--- start Raw data ---

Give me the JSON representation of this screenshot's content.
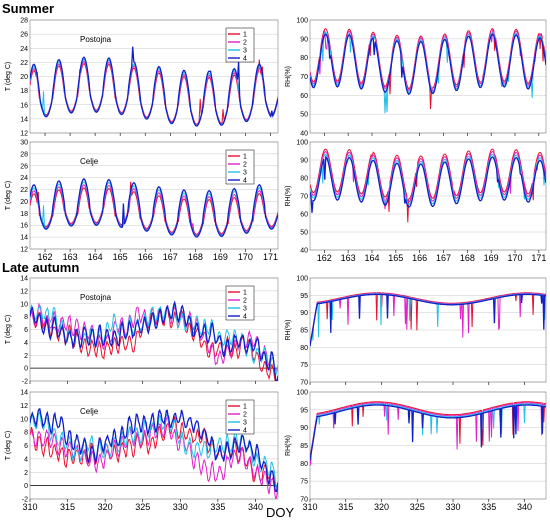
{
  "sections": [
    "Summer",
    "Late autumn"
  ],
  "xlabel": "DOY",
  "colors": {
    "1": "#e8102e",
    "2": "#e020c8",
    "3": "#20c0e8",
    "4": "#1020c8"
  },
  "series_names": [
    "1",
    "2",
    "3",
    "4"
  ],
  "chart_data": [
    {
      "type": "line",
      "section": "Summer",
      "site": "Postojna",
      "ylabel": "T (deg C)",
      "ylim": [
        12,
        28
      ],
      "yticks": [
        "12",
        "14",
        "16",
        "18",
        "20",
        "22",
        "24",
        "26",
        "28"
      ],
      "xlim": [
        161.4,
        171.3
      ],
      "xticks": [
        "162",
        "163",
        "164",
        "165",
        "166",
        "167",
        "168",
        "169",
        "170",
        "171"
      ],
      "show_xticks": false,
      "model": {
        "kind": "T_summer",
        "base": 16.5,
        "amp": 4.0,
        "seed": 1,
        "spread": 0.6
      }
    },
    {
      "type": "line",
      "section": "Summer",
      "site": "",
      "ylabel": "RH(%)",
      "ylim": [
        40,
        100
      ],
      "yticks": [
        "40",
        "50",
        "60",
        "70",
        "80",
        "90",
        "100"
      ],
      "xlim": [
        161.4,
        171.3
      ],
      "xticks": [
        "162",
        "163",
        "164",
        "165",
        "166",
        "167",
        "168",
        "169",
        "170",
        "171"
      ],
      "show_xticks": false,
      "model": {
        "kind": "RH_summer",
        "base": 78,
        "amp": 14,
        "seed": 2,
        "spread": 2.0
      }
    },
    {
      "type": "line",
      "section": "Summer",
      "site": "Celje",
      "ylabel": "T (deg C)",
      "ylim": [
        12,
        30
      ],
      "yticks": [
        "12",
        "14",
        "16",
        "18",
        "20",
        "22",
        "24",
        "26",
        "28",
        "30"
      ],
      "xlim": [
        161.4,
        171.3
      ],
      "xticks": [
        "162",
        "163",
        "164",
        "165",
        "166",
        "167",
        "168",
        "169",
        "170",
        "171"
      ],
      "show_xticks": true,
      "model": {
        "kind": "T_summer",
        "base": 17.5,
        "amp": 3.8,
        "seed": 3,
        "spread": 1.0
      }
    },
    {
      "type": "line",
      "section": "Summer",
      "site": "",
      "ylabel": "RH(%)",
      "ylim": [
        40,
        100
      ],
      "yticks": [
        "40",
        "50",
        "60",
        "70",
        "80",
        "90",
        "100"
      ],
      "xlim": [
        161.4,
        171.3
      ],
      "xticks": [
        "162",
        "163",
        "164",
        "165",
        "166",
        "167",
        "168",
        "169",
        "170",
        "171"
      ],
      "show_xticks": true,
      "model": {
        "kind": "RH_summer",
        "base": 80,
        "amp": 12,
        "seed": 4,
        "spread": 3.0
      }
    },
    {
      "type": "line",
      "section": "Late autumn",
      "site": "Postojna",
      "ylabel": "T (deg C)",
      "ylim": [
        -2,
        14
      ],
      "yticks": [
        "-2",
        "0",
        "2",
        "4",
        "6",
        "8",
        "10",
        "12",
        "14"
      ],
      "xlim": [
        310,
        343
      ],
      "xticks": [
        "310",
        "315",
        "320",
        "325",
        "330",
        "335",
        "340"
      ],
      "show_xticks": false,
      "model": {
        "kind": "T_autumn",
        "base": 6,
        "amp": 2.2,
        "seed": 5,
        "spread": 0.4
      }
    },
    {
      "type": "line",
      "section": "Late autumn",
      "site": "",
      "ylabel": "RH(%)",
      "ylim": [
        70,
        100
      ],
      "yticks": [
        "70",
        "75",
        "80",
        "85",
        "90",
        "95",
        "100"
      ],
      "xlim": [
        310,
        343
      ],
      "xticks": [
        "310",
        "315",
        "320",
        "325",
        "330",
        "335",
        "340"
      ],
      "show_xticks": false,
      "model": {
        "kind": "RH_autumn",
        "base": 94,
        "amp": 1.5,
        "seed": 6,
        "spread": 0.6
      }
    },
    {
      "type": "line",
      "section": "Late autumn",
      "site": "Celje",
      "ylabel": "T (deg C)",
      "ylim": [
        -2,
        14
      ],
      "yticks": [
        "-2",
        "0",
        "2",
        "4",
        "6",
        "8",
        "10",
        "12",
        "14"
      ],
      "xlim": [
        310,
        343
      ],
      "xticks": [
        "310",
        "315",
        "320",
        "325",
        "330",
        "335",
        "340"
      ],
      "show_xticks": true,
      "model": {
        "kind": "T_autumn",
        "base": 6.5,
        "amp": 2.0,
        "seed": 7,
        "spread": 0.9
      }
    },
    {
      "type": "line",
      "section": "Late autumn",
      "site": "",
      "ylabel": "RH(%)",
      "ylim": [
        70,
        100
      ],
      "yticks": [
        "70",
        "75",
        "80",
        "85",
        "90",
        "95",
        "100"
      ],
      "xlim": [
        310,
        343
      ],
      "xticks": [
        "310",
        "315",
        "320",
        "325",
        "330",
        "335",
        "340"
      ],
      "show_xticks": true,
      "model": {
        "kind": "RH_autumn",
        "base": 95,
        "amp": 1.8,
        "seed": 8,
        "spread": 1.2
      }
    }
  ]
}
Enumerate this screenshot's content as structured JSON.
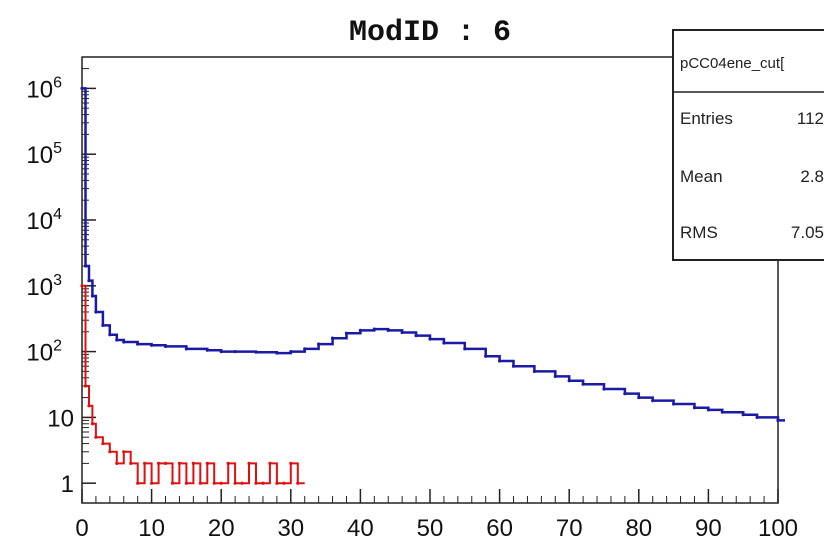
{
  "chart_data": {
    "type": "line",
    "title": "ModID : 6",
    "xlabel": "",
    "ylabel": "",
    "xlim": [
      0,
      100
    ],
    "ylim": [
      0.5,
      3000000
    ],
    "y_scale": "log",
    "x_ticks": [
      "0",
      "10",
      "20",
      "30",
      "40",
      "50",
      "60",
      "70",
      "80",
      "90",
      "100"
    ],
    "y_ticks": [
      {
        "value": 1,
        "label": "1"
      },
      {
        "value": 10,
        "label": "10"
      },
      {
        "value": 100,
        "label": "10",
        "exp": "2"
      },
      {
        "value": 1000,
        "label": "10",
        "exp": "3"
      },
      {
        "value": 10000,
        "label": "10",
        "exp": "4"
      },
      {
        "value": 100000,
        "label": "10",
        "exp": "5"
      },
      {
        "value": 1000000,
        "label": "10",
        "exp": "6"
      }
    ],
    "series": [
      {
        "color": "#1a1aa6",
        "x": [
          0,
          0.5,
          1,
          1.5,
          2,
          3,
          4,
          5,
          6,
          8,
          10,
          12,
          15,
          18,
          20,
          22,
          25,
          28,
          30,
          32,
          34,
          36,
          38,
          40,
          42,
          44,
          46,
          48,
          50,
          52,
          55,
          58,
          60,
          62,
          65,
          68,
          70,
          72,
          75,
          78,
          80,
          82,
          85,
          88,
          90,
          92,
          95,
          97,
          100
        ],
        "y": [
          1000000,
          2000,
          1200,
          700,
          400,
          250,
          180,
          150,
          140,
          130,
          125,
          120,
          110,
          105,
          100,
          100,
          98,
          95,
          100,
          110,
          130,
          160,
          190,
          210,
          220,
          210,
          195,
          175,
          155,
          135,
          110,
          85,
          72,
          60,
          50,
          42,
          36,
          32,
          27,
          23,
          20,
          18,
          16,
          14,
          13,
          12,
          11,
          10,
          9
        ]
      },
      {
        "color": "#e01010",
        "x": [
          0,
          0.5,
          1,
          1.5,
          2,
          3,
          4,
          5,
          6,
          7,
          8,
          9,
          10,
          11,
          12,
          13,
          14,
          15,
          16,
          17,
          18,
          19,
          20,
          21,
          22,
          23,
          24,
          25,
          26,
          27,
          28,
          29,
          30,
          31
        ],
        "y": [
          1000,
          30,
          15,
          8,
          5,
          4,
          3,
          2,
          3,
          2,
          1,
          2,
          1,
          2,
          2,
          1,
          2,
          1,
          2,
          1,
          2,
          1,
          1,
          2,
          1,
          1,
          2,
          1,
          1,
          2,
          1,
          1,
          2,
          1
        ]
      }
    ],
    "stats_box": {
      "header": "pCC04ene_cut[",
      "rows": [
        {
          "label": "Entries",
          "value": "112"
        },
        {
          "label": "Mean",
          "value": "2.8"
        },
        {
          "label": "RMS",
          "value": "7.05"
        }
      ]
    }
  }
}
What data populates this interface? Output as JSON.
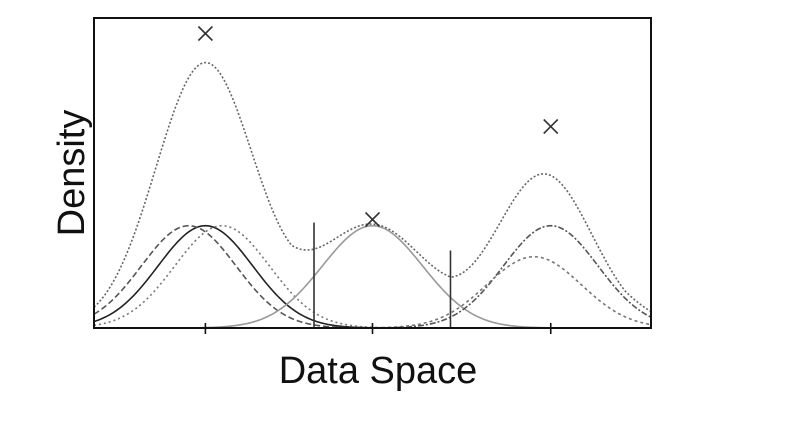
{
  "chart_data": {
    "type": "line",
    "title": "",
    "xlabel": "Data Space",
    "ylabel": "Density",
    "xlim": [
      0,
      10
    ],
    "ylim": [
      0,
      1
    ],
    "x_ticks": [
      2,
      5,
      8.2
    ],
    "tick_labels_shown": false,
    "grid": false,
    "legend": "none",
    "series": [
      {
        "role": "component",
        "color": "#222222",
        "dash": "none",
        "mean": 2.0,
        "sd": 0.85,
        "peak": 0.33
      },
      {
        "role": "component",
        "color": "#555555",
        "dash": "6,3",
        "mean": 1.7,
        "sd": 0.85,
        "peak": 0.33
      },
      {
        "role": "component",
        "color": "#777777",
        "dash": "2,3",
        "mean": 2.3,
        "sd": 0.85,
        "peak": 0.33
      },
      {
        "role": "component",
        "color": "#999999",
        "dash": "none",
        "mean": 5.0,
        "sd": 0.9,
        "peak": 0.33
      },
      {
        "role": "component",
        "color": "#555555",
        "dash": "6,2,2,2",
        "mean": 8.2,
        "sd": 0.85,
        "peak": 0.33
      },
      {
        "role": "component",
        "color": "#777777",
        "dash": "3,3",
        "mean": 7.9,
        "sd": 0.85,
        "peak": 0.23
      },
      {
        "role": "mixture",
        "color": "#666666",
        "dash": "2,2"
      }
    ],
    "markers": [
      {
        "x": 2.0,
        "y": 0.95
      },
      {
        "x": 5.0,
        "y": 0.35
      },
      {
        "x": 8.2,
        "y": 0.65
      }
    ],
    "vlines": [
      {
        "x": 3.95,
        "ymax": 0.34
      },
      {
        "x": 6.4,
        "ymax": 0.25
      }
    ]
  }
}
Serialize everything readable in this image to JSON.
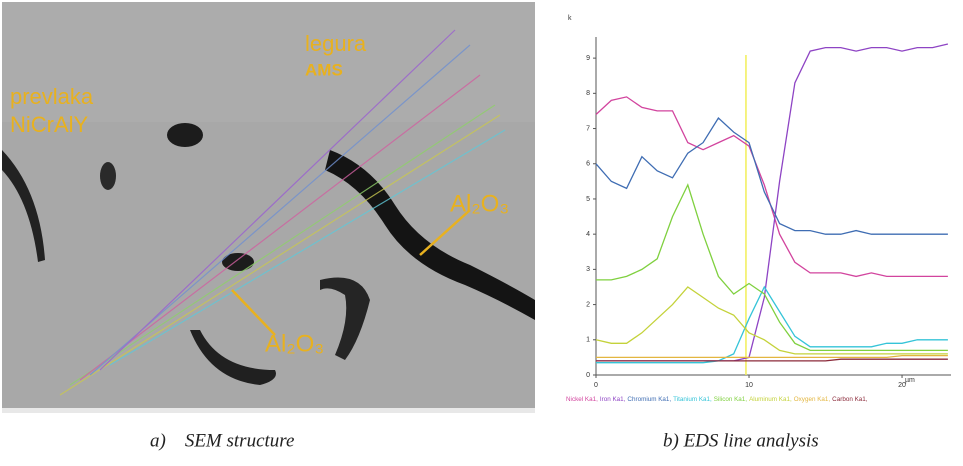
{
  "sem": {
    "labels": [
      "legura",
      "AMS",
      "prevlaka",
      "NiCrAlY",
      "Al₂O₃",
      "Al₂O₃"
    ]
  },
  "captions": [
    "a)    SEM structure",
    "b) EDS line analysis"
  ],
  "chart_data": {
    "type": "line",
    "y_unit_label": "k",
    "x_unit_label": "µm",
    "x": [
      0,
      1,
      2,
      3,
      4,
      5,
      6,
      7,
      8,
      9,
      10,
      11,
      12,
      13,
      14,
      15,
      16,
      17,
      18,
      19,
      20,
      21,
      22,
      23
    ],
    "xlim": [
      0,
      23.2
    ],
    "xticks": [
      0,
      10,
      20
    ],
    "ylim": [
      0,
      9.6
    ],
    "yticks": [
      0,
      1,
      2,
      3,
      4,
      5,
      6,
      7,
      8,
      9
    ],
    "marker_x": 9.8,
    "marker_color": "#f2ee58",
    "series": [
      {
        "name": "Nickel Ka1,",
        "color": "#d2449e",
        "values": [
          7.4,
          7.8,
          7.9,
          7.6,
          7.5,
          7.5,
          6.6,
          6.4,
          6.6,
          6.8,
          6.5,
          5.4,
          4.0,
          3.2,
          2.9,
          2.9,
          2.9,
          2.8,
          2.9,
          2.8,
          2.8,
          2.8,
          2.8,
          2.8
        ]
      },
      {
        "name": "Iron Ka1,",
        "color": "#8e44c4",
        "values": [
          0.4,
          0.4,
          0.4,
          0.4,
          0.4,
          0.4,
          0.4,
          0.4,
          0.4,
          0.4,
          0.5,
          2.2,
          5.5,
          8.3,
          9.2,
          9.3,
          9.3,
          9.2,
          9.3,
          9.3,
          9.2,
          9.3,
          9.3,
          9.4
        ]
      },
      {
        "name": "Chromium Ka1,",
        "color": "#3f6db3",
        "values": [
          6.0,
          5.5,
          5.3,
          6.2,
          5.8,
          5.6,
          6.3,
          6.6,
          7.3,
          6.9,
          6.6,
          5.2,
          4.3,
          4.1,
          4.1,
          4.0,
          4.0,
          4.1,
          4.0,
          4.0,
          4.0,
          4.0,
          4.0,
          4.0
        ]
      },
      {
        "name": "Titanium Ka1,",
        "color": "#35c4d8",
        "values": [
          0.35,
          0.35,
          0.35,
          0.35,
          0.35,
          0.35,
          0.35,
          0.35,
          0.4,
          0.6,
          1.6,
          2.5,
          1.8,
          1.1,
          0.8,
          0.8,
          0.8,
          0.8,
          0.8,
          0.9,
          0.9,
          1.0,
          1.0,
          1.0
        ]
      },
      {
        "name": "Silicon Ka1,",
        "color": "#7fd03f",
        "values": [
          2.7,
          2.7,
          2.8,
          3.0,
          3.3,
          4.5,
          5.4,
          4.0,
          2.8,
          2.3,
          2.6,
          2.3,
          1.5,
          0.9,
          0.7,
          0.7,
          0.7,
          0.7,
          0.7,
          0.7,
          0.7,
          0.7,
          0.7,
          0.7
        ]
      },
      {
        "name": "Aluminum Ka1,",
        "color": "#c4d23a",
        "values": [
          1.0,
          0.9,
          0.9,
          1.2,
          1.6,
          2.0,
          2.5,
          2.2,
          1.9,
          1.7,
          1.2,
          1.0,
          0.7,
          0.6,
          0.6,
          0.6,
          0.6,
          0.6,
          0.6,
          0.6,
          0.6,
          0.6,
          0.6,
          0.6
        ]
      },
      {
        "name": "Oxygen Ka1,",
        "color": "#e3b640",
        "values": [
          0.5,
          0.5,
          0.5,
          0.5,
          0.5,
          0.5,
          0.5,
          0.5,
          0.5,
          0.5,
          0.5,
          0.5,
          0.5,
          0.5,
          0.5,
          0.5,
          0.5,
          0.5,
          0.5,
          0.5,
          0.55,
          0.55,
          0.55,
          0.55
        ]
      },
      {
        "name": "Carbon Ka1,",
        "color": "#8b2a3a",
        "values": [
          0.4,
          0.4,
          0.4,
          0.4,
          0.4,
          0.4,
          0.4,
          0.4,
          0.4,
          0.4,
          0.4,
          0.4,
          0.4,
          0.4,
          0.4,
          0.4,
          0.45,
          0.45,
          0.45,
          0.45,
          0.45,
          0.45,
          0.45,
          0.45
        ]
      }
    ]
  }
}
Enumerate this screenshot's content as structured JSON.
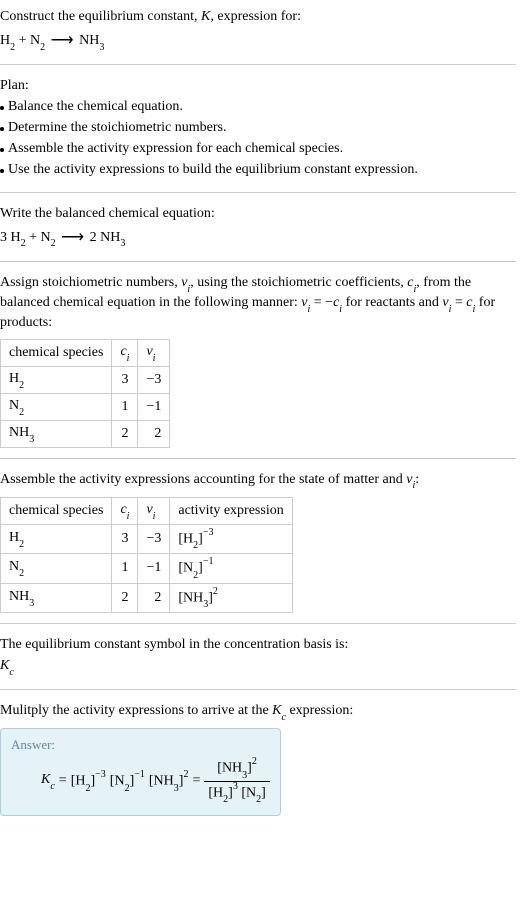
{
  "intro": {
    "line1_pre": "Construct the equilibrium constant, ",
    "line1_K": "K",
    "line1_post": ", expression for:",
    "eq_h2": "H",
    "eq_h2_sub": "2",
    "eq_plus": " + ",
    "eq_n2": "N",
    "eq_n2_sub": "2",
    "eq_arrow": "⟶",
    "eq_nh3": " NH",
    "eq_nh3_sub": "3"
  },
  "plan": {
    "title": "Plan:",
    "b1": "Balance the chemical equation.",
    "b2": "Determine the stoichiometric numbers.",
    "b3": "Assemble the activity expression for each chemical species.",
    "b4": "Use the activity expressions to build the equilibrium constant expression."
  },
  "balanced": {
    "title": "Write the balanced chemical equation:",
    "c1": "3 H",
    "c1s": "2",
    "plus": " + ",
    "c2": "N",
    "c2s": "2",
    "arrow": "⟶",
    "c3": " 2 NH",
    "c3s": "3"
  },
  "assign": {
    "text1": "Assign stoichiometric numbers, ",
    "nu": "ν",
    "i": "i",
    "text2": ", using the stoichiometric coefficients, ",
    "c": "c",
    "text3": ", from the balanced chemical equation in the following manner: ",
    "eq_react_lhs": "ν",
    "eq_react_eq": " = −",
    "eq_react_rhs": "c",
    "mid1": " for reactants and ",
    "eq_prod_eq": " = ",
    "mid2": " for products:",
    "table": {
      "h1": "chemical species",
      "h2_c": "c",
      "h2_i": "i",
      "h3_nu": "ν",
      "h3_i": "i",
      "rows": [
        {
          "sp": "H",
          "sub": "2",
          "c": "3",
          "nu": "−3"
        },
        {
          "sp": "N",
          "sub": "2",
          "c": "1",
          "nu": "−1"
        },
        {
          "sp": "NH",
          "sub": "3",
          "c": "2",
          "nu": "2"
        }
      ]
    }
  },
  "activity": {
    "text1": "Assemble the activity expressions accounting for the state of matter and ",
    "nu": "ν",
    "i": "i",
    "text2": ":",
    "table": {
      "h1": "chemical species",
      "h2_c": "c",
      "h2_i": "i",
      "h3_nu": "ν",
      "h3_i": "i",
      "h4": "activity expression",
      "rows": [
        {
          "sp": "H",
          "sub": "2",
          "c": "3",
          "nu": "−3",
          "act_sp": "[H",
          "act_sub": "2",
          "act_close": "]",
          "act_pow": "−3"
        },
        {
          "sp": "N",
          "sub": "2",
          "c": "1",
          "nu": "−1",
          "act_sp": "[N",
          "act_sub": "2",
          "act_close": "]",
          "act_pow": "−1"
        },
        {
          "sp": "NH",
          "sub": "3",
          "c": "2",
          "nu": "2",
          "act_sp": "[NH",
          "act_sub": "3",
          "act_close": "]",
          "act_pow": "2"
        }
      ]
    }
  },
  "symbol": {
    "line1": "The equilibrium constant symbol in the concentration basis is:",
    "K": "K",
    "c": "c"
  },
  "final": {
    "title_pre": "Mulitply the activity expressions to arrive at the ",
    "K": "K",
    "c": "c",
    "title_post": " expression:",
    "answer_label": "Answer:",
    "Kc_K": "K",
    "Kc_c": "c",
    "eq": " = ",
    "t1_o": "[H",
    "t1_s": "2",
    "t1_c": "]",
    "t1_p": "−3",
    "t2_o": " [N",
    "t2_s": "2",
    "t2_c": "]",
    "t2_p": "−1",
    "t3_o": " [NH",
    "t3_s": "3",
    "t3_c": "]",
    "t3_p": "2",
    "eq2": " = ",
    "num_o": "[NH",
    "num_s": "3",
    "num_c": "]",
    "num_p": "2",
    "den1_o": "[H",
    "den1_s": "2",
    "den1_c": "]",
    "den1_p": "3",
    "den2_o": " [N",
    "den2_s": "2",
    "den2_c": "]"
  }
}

--- end Raw data ---

Find the word "seed" in the material, then list each line that holds it.

        "seed": 1,
        "seed": 2,
        "seed": 3,
        "seed": 4,
        "seed": 5,
        "seed": 6,
        "seed": 7,
        "seed": 8,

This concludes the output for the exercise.